▸ Problem statement: Please return the whole listing word for word.

++++ Data

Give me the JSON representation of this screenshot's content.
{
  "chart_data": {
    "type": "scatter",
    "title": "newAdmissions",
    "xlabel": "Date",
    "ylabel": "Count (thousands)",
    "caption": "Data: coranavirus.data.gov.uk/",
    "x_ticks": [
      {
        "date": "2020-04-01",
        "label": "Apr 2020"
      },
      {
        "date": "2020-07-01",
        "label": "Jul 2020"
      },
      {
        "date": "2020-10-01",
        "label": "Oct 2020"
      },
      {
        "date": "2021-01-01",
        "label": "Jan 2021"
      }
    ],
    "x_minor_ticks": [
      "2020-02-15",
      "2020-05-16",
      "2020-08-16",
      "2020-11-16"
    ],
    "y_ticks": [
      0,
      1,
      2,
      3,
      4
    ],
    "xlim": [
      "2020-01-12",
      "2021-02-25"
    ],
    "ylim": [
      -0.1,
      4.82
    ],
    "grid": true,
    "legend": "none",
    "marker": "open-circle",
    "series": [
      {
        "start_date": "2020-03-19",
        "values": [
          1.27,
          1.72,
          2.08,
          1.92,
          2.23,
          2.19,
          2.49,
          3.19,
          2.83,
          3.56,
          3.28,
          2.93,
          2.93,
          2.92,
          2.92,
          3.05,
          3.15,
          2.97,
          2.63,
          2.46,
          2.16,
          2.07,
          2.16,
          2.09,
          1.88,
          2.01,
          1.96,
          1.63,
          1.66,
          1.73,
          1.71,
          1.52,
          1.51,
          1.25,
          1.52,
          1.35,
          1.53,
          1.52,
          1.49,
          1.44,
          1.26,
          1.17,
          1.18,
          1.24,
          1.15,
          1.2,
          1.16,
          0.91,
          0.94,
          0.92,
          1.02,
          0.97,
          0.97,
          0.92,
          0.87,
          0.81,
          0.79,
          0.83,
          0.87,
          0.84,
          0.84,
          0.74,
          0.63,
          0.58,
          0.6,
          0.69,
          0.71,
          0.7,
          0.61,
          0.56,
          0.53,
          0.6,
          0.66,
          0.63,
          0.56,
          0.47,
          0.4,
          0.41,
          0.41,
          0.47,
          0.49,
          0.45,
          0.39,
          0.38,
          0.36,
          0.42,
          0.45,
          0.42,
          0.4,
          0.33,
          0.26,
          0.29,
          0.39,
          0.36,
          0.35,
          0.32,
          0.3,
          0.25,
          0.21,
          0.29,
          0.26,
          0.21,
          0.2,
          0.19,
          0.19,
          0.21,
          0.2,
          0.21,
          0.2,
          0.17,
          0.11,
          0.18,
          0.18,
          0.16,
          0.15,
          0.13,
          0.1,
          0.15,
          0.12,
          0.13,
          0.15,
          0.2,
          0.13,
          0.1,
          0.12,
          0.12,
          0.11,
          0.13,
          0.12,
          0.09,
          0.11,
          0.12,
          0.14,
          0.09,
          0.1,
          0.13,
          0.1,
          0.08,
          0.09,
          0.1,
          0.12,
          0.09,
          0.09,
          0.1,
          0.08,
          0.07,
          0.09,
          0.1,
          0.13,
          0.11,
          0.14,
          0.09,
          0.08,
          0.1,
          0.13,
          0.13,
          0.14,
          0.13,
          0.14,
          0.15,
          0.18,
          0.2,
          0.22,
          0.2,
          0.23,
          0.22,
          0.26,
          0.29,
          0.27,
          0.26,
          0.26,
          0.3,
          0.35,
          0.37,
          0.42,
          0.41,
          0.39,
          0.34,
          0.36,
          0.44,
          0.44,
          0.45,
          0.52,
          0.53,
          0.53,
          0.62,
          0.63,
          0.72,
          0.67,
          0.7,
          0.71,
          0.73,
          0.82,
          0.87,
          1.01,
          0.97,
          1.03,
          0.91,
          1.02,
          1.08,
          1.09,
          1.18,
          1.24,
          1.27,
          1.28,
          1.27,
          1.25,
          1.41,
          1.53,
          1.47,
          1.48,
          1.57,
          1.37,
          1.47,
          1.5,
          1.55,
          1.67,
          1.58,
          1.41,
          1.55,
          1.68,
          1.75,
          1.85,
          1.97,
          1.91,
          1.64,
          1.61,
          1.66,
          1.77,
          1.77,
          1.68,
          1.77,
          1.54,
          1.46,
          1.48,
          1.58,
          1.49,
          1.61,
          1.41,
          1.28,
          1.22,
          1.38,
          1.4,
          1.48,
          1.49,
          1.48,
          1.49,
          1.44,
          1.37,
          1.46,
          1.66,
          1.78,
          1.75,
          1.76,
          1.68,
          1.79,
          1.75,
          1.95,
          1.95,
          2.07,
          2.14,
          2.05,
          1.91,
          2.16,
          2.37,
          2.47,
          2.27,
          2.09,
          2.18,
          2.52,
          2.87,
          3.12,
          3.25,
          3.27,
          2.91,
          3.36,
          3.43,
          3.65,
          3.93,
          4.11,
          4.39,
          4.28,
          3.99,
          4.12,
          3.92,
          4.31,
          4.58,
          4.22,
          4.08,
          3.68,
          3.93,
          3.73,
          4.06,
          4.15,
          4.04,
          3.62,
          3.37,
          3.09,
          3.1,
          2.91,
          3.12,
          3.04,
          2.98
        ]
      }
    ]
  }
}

++++++++

▸ Answer space:
Give me the JSON representation of this screenshot's content.
{
  "chart_data": {
    "type": "scatter",
    "title": "newAdmissions",
    "xlabel": "Date",
    "ylabel": "Count (thousands)",
    "caption": "Data: coranavirus.data.gov.uk/",
    "x_ticks": [
      {
        "date": "2020-04-01",
        "label": "Apr 2020"
      },
      {
        "date": "2020-07-01",
        "label": "Jul 2020"
      },
      {
        "date": "2020-10-01",
        "label": "Oct 2020"
      },
      {
        "date": "2021-01-01",
        "label": "Jan 2021"
      }
    ],
    "x_minor_ticks": [
      "2020-02-15",
      "2020-05-16",
      "2020-08-16",
      "2020-11-16"
    ],
    "y_ticks": [
      0,
      1,
      2,
      3,
      4
    ],
    "xlim": [
      "2020-01-12",
      "2021-02-25"
    ],
    "ylim": [
      -0.1,
      4.82
    ],
    "grid": true,
    "legend": "none",
    "marker": "open-circle",
    "series": [
      {
        "start_date": "2020-03-19",
        "values": [
          1.27,
          1.72,
          2.08,
          1.92,
          2.23,
          2.19,
          2.49,
          3.19,
          2.83,
          3.56,
          3.28,
          2.93,
          2.93,
          2.92,
          2.92,
          3.05,
          3.15,
          2.97,
          2.63,
          2.46,
          2.16,
          2.07,
          2.16,
          2.09,
          1.88,
          2.01,
          1.96,
          1.63,
          1.66,
          1.73,
          1.71,
          1.52,
          1.51,
          1.25,
          1.52,
          1.35,
          1.53,
          1.52,
          1.49,
          1.44,
          1.26,
          1.17,
          1.18,
          1.24,
          1.15,
          1.2,
          1.16,
          0.91,
          0.94,
          0.92,
          1.02,
          0.97,
          0.97,
          0.92,
          0.87,
          0.81,
          0.79,
          0.83,
          0.87,
          0.84,
          0.84,
          0.74,
          0.63,
          0.58,
          0.6,
          0.69,
          0.71,
          0.7,
          0.61,
          0.56,
          0.53,
          0.6,
          0.66,
          0.63,
          0.56,
          0.47,
          0.4,
          0.41,
          0.41,
          0.47,
          0.49,
          0.45,
          0.39,
          0.38,
          0.36,
          0.42,
          0.45,
          0.42,
          0.4,
          0.33,
          0.26,
          0.29,
          0.39,
          0.36,
          0.35,
          0.32,
          0.3,
          0.25,
          0.21,
          0.29,
          0.26,
          0.21,
          0.2,
          0.19,
          0.19,
          0.21,
          0.2,
          0.21,
          0.2,
          0.17,
          0.11,
          0.18,
          0.18,
          0.16,
          0.15,
          0.13,
          0.1,
          0.15,
          0.12,
          0.13,
          0.15,
          0.2,
          0.13,
          0.1,
          0.12,
          0.12,
          0.11,
          0.13,
          0.12,
          0.09,
          0.11,
          0.12,
          0.14,
          0.09,
          0.1,
          0.13,
          0.1,
          0.08,
          0.09,
          0.1,
          0.12,
          0.09,
          0.09,
          0.1,
          0.08,
          0.07,
          0.09,
          0.1,
          0.13,
          0.11,
          0.14,
          0.09,
          0.08,
          0.1,
          0.13,
          0.13,
          0.14,
          0.13,
          0.14,
          0.15,
          0.18,
          0.2,
          0.22,
          0.2,
          0.23,
          0.22,
          0.26,
          0.29,
          0.27,
          0.26,
          0.26,
          0.3,
          0.35,
          0.37,
          0.42,
          0.41,
          0.39,
          0.34,
          0.36,
          0.44,
          0.44,
          0.45,
          0.52,
          0.53,
          0.53,
          0.62,
          0.63,
          0.72,
          0.67,
          0.7,
          0.71,
          0.73,
          0.82,
          0.87,
          1.01,
          0.97,
          1.03,
          0.91,
          1.02,
          1.08,
          1.09,
          1.18,
          1.24,
          1.27,
          1.28,
          1.27,
          1.25,
          1.41,
          1.53,
          1.47,
          1.48,
          1.57,
          1.37,
          1.47,
          1.5,
          1.55,
          1.67,
          1.58,
          1.41,
          1.55,
          1.68,
          1.75,
          1.85,
          1.97,
          1.91,
          1.64,
          1.61,
          1.66,
          1.77,
          1.77,
          1.68,
          1.77,
          1.54,
          1.46,
          1.48,
          1.58,
          1.49,
          1.61,
          1.41,
          1.28,
          1.22,
          1.38,
          1.4,
          1.48,
          1.49,
          1.48,
          1.49,
          1.44,
          1.37,
          1.46,
          1.66,
          1.78,
          1.75,
          1.76,
          1.68,
          1.79,
          1.75,
          1.95,
          1.95,
          2.07,
          2.14,
          2.05,
          1.91,
          2.16,
          2.37,
          2.47,
          2.27,
          2.09,
          2.18,
          2.52,
          2.87,
          3.12,
          3.25,
          3.27,
          2.91,
          3.36,
          3.43,
          3.65,
          3.93,
          4.11,
          4.39,
          4.28,
          3.99,
          4.12,
          3.92,
          4.31,
          4.58,
          4.22,
          4.08,
          3.68,
          3.93,
          3.73,
          4.06,
          4.15,
          4.04,
          3.62,
          3.37,
          3.09,
          3.1,
          2.91,
          3.12,
          3.04,
          2.98
        ]
      }
    ]
  }
}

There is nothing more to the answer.